▸ **What you are asked to do**
Each record below should appear again exactly as written.

▸ **Supplied records**
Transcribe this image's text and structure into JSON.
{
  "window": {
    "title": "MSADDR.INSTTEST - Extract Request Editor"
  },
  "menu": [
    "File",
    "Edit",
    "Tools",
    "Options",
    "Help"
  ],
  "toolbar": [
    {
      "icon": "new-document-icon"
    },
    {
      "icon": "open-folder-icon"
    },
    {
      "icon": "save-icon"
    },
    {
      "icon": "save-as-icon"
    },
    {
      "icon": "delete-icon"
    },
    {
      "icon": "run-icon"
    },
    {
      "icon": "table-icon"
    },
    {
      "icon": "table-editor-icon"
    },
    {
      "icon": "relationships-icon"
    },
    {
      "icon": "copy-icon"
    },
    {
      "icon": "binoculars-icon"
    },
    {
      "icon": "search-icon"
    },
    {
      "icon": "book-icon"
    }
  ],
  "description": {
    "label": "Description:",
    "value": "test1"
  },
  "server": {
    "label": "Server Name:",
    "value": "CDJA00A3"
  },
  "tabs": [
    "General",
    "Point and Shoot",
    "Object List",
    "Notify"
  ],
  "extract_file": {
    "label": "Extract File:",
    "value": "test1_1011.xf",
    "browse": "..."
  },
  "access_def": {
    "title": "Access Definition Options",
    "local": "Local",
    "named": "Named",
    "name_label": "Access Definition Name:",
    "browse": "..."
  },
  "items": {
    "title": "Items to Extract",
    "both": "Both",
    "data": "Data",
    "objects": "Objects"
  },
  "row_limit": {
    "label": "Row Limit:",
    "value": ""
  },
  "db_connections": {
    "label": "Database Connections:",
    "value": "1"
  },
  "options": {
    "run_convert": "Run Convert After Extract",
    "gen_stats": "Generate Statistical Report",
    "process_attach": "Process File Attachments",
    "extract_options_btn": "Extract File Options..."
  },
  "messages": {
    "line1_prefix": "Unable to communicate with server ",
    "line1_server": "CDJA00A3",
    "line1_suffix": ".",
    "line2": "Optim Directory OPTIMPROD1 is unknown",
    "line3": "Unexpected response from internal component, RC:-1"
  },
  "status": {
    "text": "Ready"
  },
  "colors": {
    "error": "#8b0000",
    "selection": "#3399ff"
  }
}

▸ **Answer to the problem**
Transcribe this image's text and structure into JSON.
{
  "window": {
    "title": "MSADDR.INSTTEST - Extract Request Editor"
  },
  "menu": [
    "File",
    "Edit",
    "Tools",
    "Options",
    "Help"
  ],
  "toolbar": [
    {
      "icon": "new-document-icon"
    },
    {
      "icon": "open-folder-icon"
    },
    {
      "icon": "save-icon"
    },
    {
      "icon": "save-as-icon"
    },
    {
      "icon": "delete-icon"
    },
    {
      "icon": "run-icon"
    },
    {
      "icon": "table-icon"
    },
    {
      "icon": "table-editor-icon"
    },
    {
      "icon": "relationships-icon"
    },
    {
      "icon": "copy-icon"
    },
    {
      "icon": "binoculars-icon"
    },
    {
      "icon": "search-icon"
    },
    {
      "icon": "book-icon"
    }
  ],
  "description": {
    "label": "Description:",
    "value": "test1"
  },
  "server": {
    "label": "Server Name:",
    "value": "CDJA00A3"
  },
  "tabs": [
    "General",
    "Point and Shoot",
    "Object List",
    "Notify"
  ],
  "extract_file": {
    "label": "Extract File:",
    "value": "test1_1011.xf",
    "browse": "..."
  },
  "access_def": {
    "title": "Access Definition Options",
    "local": "Local",
    "named": "Named",
    "name_label": "Access Definition Name:",
    "browse": "..."
  },
  "items": {
    "title": "Items to Extract",
    "both": "Both",
    "data": "Data",
    "objects": "Objects"
  },
  "row_limit": {
    "label": "Row Limit:",
    "value": ""
  },
  "db_connections": {
    "label": "Database Connections:",
    "value": "1"
  },
  "options": {
    "run_convert": "Run Convert After Extract",
    "gen_stats": "Generate Statistical Report",
    "process_attach": "Process File Attachments",
    "extract_options_btn": "Extract File Options..."
  },
  "messages": {
    "line1_prefix": "Unable to communicate with server ",
    "line1_server": "CDJA00A3",
    "line1_suffix": ".",
    "line2": "Optim Directory OPTIMPROD1 is unknown",
    "line3": "Unexpected response from internal component, RC:-1"
  },
  "status": {
    "text": "Ready"
  },
  "colors": {
    "error": "#8b0000",
    "selection": "#3399ff"
  }
}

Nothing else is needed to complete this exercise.